Keine Pufferzone: Und nu?

Wenn der Subarachnoidalraum aufgebraucht ist, wird das Rückenmark nicht mehr geschützt. Es ist Bewegungen oder Druckveränderungen gegenüber gefährdet. Die Folgen können sein:

Behinderung des Liquorflusses

  • wird der Liquorfluss behindert, kann es zu einem Liqour-Stau und zu einem Rückstau in die Hirnventrikel kommen (Hohlräume des Gehirns, die Liquor produzieren). Das wiederum kann erhöhten intrakraniellen Druck (Hirndruck; ICP) verursachen. Dazu gibt’s aber bald noch einen gesonderten Beitrag, der etwas umfangreicher wird.

Mechanische Reizung

  • Dauerhafter Druck reizt das Nervengewebe → kann zu Entzündungsreaktionen führen
  • Potenziell progressiv – Schäden nehmen über Zeit zu, auch wenn der Druck konstant bleibt

Myelopathie (Rückenmarksschädigung)

  • Das ist die wichtigste Folge
  • Symptome:
    • Gangstörung, Unsicherheit (früh, da Rückenmark zentral fürs Gleichgewicht)
    • Feinmotorikstörungen (Knöpfe, Schreiben)
    • Schwäche in Armen/Beinen
    • Spastik
    • Blasen-/Darmstörungen (bei fortgeschrittener Schädigung)
    • Pathologische Reflexe (Babinski, Hyperreflexie)

Syrinx-Bildung (Syringomyelie)

> **Zu erledigende Aufgabe**
Beantworte diese drei Fragen zum Lesetext.
1. In welche Hohlräume kann es laut Lesetext bei einem Liquor-Stau zu einem Rückstau kommen?
2. Wozu kann dauerhafter Druck auf das Nervengewebe führen?
3. Welche Folge bezeichnet der Lesetext als die wichtigste?
Die Einträge werden hierfür nicht gebraucht.

> **Die Daten**
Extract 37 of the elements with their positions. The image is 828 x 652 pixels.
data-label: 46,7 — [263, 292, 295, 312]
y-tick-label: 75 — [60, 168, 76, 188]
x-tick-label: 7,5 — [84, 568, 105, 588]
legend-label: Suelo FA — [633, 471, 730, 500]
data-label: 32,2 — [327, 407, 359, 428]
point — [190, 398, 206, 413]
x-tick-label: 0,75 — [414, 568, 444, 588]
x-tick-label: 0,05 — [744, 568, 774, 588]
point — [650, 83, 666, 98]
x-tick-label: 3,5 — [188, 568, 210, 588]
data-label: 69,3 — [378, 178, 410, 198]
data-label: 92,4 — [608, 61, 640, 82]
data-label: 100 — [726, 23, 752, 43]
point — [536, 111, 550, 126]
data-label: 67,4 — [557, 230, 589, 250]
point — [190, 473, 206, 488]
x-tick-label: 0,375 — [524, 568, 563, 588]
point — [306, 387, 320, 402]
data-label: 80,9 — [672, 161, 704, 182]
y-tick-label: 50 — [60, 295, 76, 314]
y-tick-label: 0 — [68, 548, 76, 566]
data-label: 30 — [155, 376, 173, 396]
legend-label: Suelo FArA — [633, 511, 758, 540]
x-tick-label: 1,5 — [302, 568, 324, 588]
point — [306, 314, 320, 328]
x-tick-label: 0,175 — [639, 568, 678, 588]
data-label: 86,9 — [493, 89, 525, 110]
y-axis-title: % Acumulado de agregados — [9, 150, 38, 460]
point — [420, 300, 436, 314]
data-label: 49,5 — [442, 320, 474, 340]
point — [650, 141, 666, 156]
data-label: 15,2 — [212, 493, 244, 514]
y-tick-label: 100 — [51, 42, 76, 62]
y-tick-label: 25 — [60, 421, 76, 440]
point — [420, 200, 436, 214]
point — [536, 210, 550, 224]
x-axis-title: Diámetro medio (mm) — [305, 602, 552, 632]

> **Musterlösung**
1. In die Hirnventrikel.
2. Zu Entzündungsreaktionen.
3. Die Myelopathie (Rückenmarksschädigung).